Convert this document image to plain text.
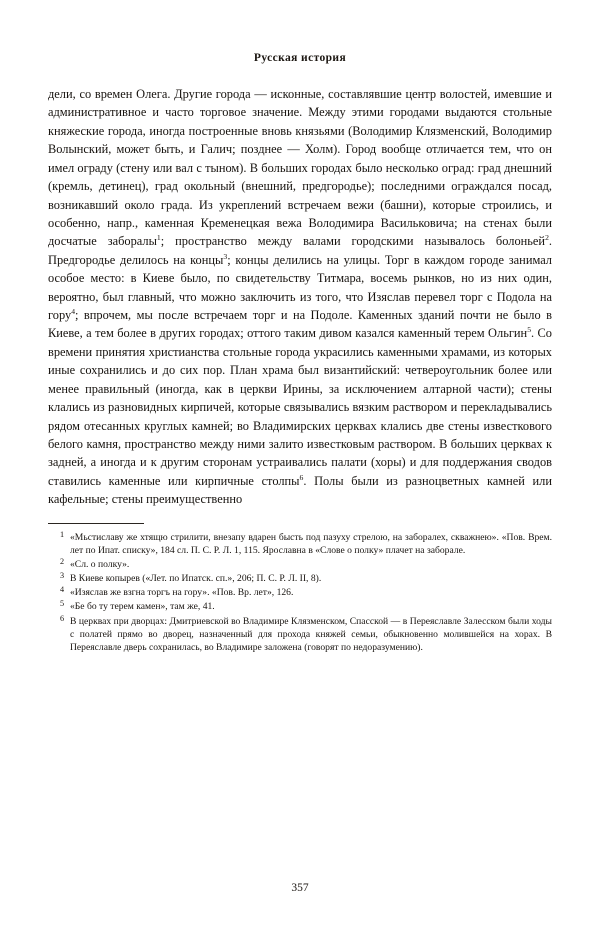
Русская история

дели, со времен Олега. Другие города — исконные, составлявшие центр волостей, имевшие и административное и часто торговое значение. Между этими городами выдаются стольные княжеские города, иногда построенные вновь князьями (Володимир Клязменский, Володимир Волынский, может быть, и Галич; позднее — Холм). Город вообще отличается тем, что он имел ограду (стену или вал с тыном). В больших городах было несколько оград: град днешний (кремль, детинец), град окольный (внешний, предгородье); последними ограждался посад, возникавший около града. Из укреплений встречаем вежи (башни), которые строились, и особенно, напр., каменная Кременецкая вежа Володимира Васильковича; на стенах были досчатые заборалы$^1$; пространство между валами городскими называлось болоньей$^2$. Предгородье делилось на концы$^3$; концы делились на улицы. Торг в каждом городе занимал особое место: в Киеве было, по свидетельству Титмара, восемь рынков, но из них один, вероятно, был главный, что можно заключить из того, что Изяслав перевел торг с Подола на гору$^4$; впрочем, мы после встречаем торг и на Подоле. Каменных зданий почти не было в Киеве, а тем более в других городах; оттого таким дивом казался каменный терем Ольгин$^5$. Со времени принятия христианства стольные города украсились каменными храмами, из которых иные сохранились и до сих пор. План храма был византийский: четвероугольник более или менее правильный (иногда, как в церкви Ирины, за исключением алтарной части); стены клались из разновидных кирпичей, которые связывались вязким раствором и перекладывались рядом отесанных круглых камней; во Владимирских церквах клались две стены известкового белого камня, пространство между ними залито известковым раствором. В больших церквах к задней, а иногда и к другим сторонам устраивались палати (хоры) и для поддержания сводов ставились каменные или кирпичные столпы$^6$. Полы были из разноцветных камней или кафельные; стены преимущественно

1 «Мьстиславу же хтящю стрилити, внезапу вдарен бысть под пазуху стрелою, на заборалех, скважнею». «Пов. Врем. лет по Ипат. списку», 184 сл. П. С. Р. Л. 1, 115. Ярославна в «Слове о полку» плачет на заборале.
2 «Сл. о полку».
3 В Киеве копырев («Лет. по Ипатск. сп.», 206; П. С. Р. Л. II, 8).
4 «Изяслав же взгна торгъ на гору». «Пов. Вр. лет», 126.
5 «Бе бо ту терем камен», там же, 41.
6 В церквах при дворцах: Дмитриевской во Владимире Клязменском, Спасской — в Переяславле Залесском были ходы с полатей прямо во дворец, назначенный для прохода княжей семьи, обыкновенно молившейся на хорах. В Переяславле дверь сохранилась, во Владимире заложена (говорят по недоразумению).
357
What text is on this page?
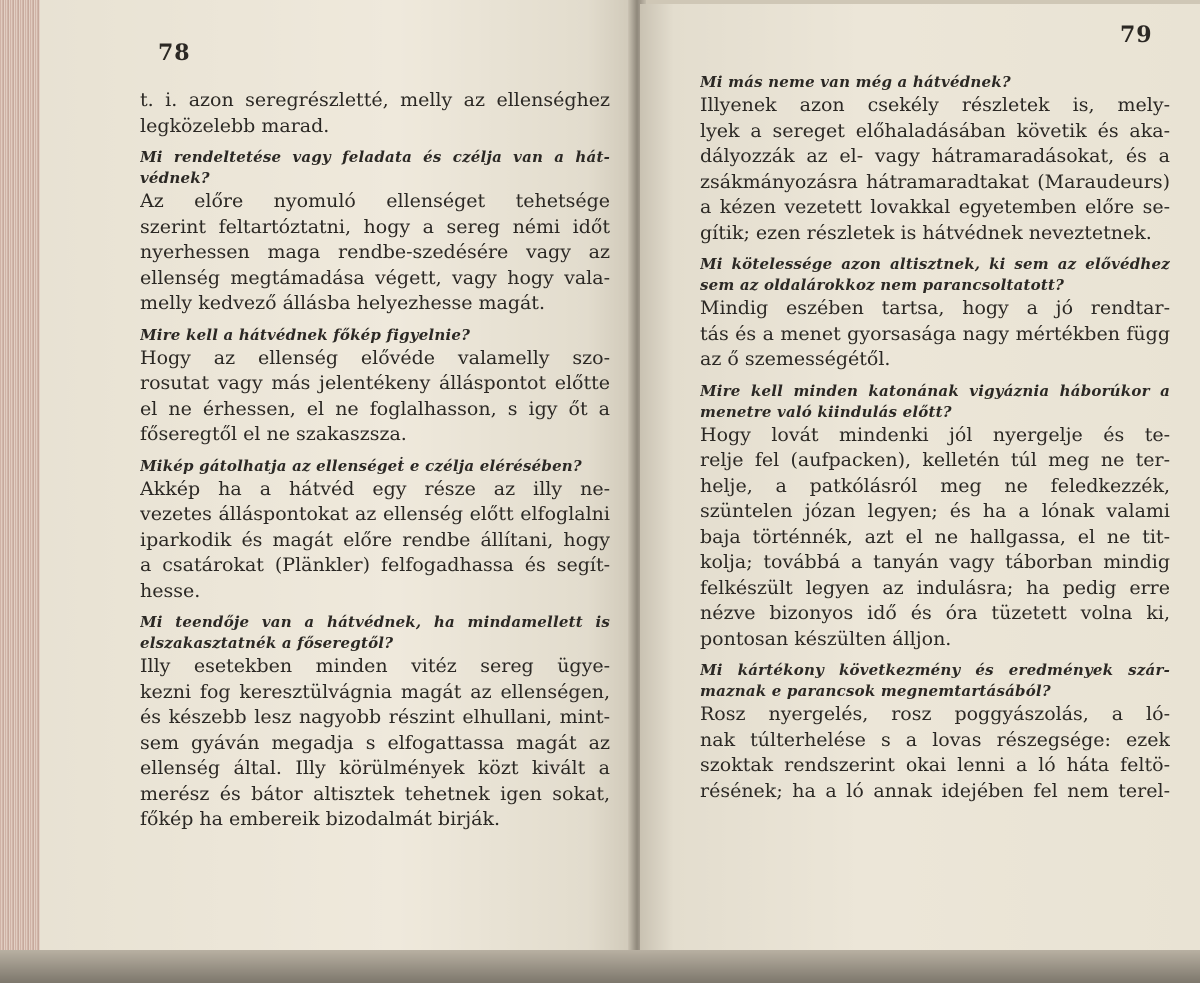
78
t. i. azon seregrészletté, melly az ellenséghez
legközelebb marad.
Mi rendeltetése vagy feladata és czélja van a hát-
védnek?
Az előre nyomuló ellenséget tehetsége
szerint feltartóztatni, hogy a sereg némi időt
nyerhessen maga rendbe-szedésére vagy az
ellenség megtámadása végett, vagy hogy vala-
melly kedvező állásba helyezhesse magát.
Mire kell a hátvédnek főkép figyelnie?
Hogy az ellenség elővéde valamelly szo-
rosutat vagy más jelentékeny álláspontot előtte
el ne érhessen, el ne foglalhasson, s igy őt a
főseregtől el ne szakaszsza.
Mikép gátolhatja az ellenségeṫ e czélja elérésében?
Akkép ha a hátvéd egy része az illy ne-
vezetes álláspontokat az ellenség előtt elfoglalni
iparkodik és magát előre rendbe állítani, hogy
a csatárokat (Plänkler) felfogadhassa és segít-
hesse.
Mi teendője van a hátvédnek, ha mindamellett is
elszakasztatnék a főseregtől?
Illy esetekben minden vitéz sereg ügye-
kezni fog keresztülvágnia magát az ellenségen,
és készebb lesz nagyobb részint elhullani, mint-
sem gyáván megadja s elfogattassa magát az
ellenség által. Illy körülmények közt kivált a
merész és bátor altisztek tehetnek igen sokat,
főkép ha embereik bizodalmát birják.
79
Mi más neme van még a hátvédnek?
Illyenek azon csekély részletek is, mely-
lyek a sereget előhaladásában követik és aka-
dályozzák az el- vagy hátramaradásokat, és a
zsákmányozásra hátramaradtakat (Maraudeurs)
a kézen vezetett lovakkal egyetemben előre se-
gítik; ezen részletek is hátvédnek neveztetnek.
Mi kötelessége azon altisztnek, ki sem az elővédhez
sem az oldalárokkoz nem parancsoltatott?
Mindig eszében tartsa, hogy a jó rendtar-
tás és a menet gyorsasága nagy mértékben függ
az ő szemességétől.
Mire kell minden katonának vigyáznia háborúkor a
menetre való kiindulás előtt?
Hogy lovát mindenki jól nyergelje és te-
relje fel (aufpacken), kelletén túl meg ne ter-
helje, a patkólásról meg ne feledkezzék,
szüntelen józan legyen; és ha a lónak valami
baja történnék, azt el ne hallgassa, el ne tit-
kolja; továbbá a tanyán vagy táborban mindig
felkészült legyen az indulásra; ha pedig erre
nézve bizonyos idő és óra tüzetett volna ki,
pontosan készülten álljon.
Mi kártékony következmény és eredmények szár-
maznak e parancsok megnemtartásából?
Rosz nyergelés, rosz poggyászolás, a ló-
nak túlterhelése s a lovas részegsége: ezek
szoktak rendszerint okai lenni a ló háta feltö-
résének; ha a ló annak idejében fel nem terel-
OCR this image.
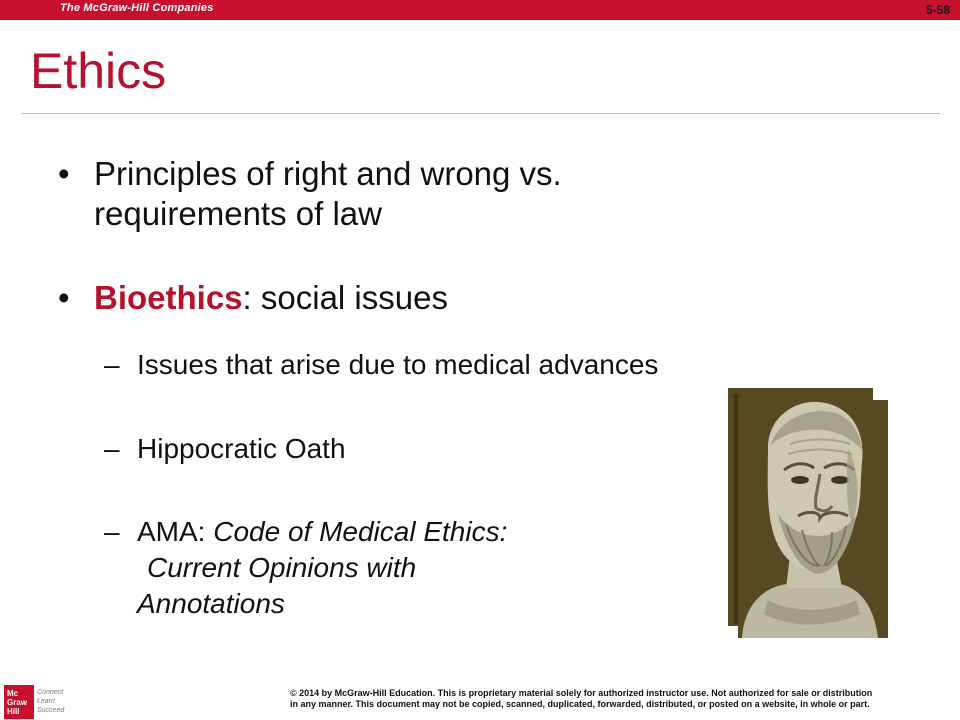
The McGraw-Hill Companies	5-58
Ethics
• Principles of right and wrong vs. requirements of law
• Bioethics: social issues
– Issues that arise due to medical advances
– Hippocratic Oath
– AMA: Code of Medical Ethics:
Current Opinions with
Annotations
Mc
Graw
Hill
Connect
Learn
Succeed
© 2014 by McGraw-Hill Education. This is proprietary material solely for authorized instructor use. Not authorized for sale or distribution
in any manner. This document may not be copied, scanned, duplicated, forwarded, distributed, or posted on a website, in whole or part.
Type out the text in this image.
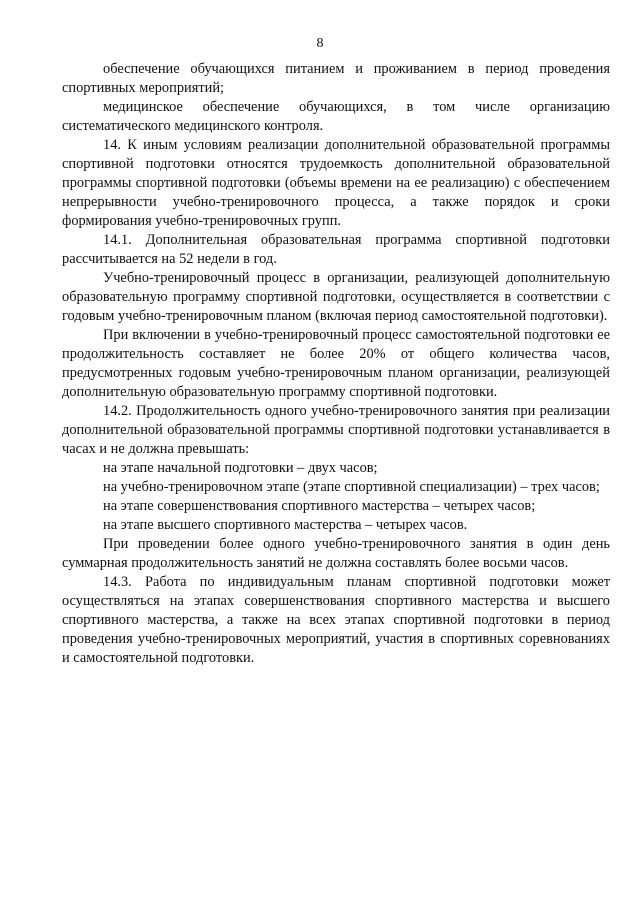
8

обеспечение обучающихся питанием и проживанием в период проведения спортивных мероприятий;

медицинское обеспечение обучающихся, в том числе организацию систематического медицинского контроля.

14. К иным условиям реализации дополнительной образовательной программы спортивной подготовки относятся трудоемкость дополнительной образовательной программы спортивной подготовки (объемы времени на ее реализацию) с обеспечением непрерывности учебно-тренировочного процесса, а также порядок и сроки формирования учебно-тренировочных групп.

14.1. Дополнительная образовательная программа спортивной подготовки рассчитывается на 52 недели в год.

Учебно-тренировочный процесс в организации, реализующей дополнительную образовательную программу спортивной подготовки, осуществляется в соответствии с годовым учебно-тренировочным планом (включая период самостоятельной подготовки).

При включении в учебно-тренировочный процесс самостоятельной подготовки ее продолжительность составляет не более 20% от общего количества часов, предусмотренных годовым учебно-тренировочным планом организации, реализующей дополнительную образовательную программу спортивной подготовки.

14.2. Продолжительность одного учебно-тренировочного занятия при реализации дополнительной образовательной программы спортивной подготовки устанавливается в часах и не должна превышать:

на этапе начальной подготовки – двух часов;

на учебно-тренировочном этапе (этапе спортивной специализации) – трех часов;

на этапе совершенствования спортивного мастерства – четырех часов;

на этапе высшего спортивного мастерства – четырех часов.

При проведении более одного учебно-тренировочного занятия в один день суммарная продолжительность занятий не должна составлять более восьми часов.

14.3. Работа по индивидуальным планам спортивной подготовки может осуществляться на этапах совершенствования спортивного мастерства и высшего спортивного мастерства, а также на всех этапах спортивной подготовки в период проведения учебно-тренировочных мероприятий, участия в спортивных соревнованиях и самостоятельной подготовки.
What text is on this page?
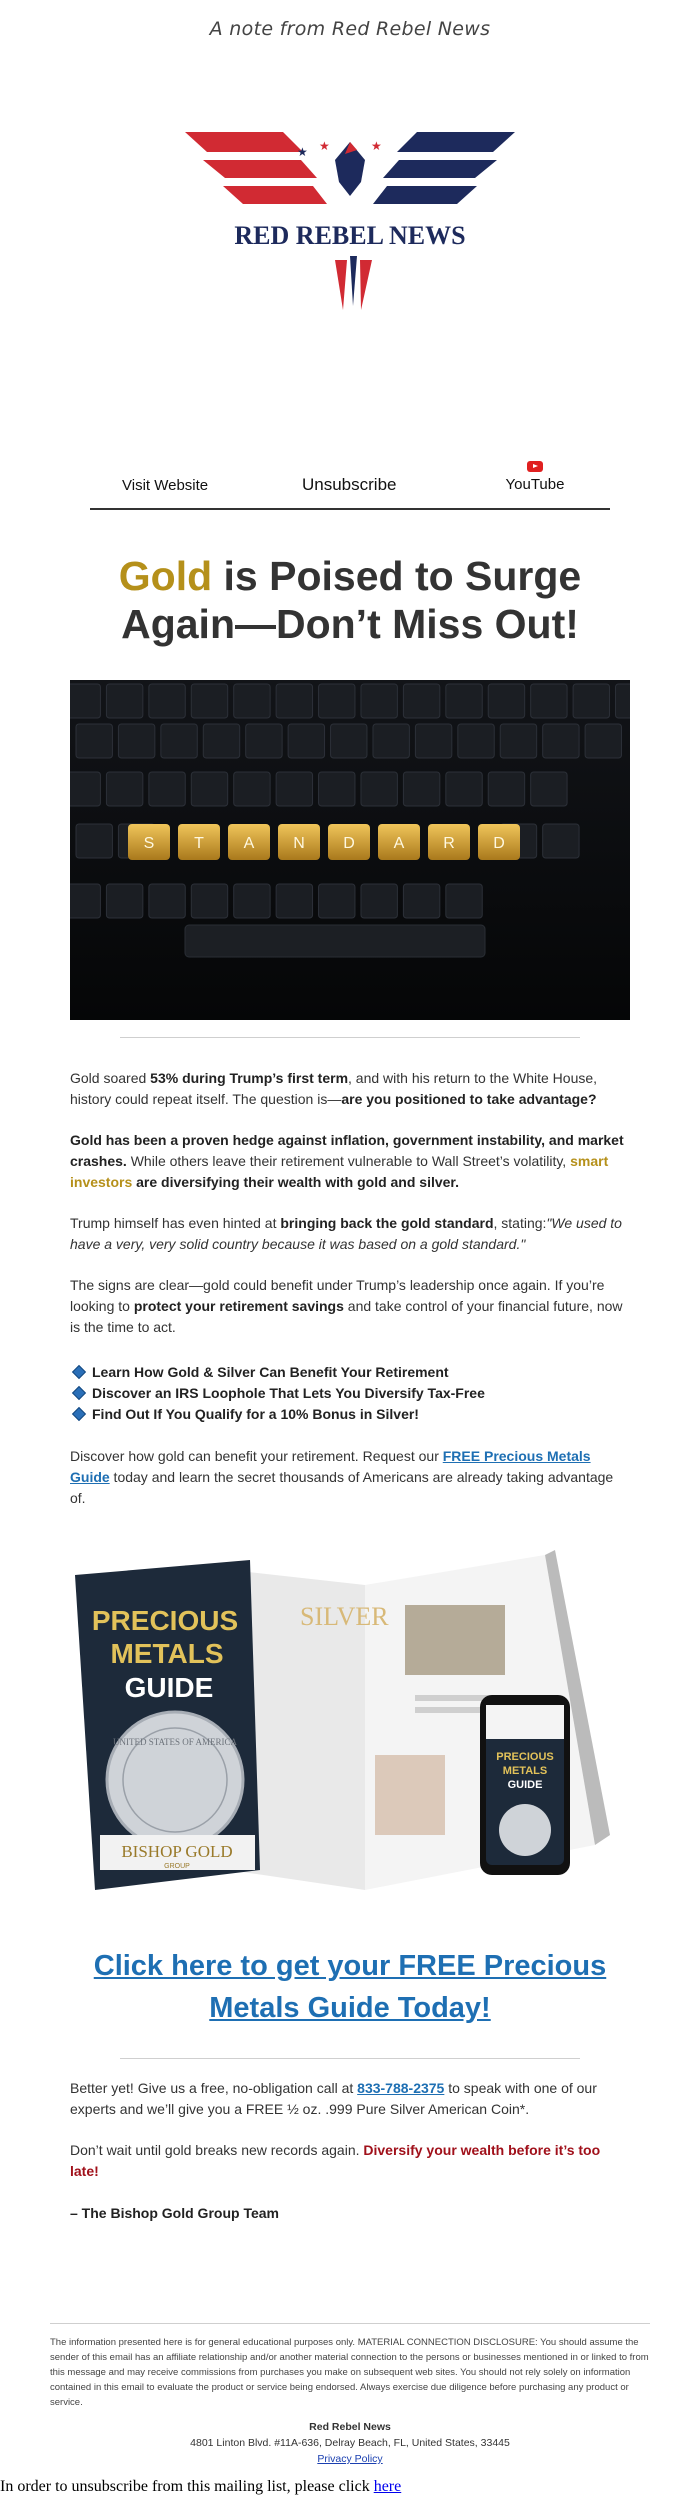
A note from Red Rebel News
★ ★	★
RED REBEL NEWS
Visit Website	Unsubscribe	YouTube
Gold is Poised to Surge
Again—Don’t Miss Out!
S T A N D A R D
Gold soared 53% during Trump’s first term, and with his return to the White House, history could repeat itself. The question is—are you positioned to take advantage?
Gold has been a proven hedge against inflation, government instability, and market crashes. While others leave their retirement vulnerable to Wall Street’s volatility, smart investors are diversifying their wealth with gold and silver.
Trump himself has even hinted at bringing back the gold standard, stating:"We used to have a very, very solid country because it was based on a gold standard."
The signs are clear—gold could benefit under Trump’s leadership once again. If you’re looking to protect your retirement savings and take control of your financial future, now is the time to act.
Learn How Gold & Silver Can Benefit Your Retirement
Discover an IRS Loophole That Lets You Diversify Tax-Free
Find Out If You Qualify for a 10% Bonus in Silver!
Discover how gold can benefit your retirement. Request our FREE Precious Metals Guide today and learn the secret thousands of Americans are already taking advantage of.
SILVER
PRECIOUS
METALS
GUIDE
UNITED STATES OF AMERICA
BISHOP GOLD
GROUP
PRECIOUS
METALS
GUIDE
Click here to get your FREE Precious
Metals Guide Today!
Better yet! Give us a free, no-obligation call at 833-788-2375 to speak with one of our experts and we’ll give you a FREE ½ oz. .999 Pure Silver American Coin*.
Don’t wait until gold breaks new records again. Diversify your wealth before it’s too late!
– The Bishop Gold Group Team
The information presented here is for general educational purposes only. MATERIAL CONNECTION DISCLOSURE: You should assume the sender of this email has an affiliate relationship and/or another material connection to the persons or businesses mentioned in or linked to from this message and may receive commissions from purchases you make on subsequent web sites. You should not rely solely on information contained in this email to evaluate the product or service being endorsed. Always exercise due diligence before purchasing any product or service.
Red Rebel News
4801 Linton Blvd. #11A-636, Delray Beach, FL, United States, 33445
Privacy Policy
In order to unsubscribe from this mailing list, please click here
------
> _DIRECTIONS_
From the entries above, extract every line where the word "программы" appears.

> _TASK ANSWER_
14. К иным условиям реализации дополнительной образовательной программы спортивной подготовки относятся трудоемкость дополнительной образовательной программы спортивной подготовки (объемы времени на ее реализацию) с обеспечением непрерывности учебно-тренировочного процесса, а также порядок и сроки формирования учебно-тренировочных групп.
14.2. Продолжительность одного учебно-тренировочного занятия при реализации дополнительной образовательной программы спортивной подготовки устанавливается в часах и не должна превышать:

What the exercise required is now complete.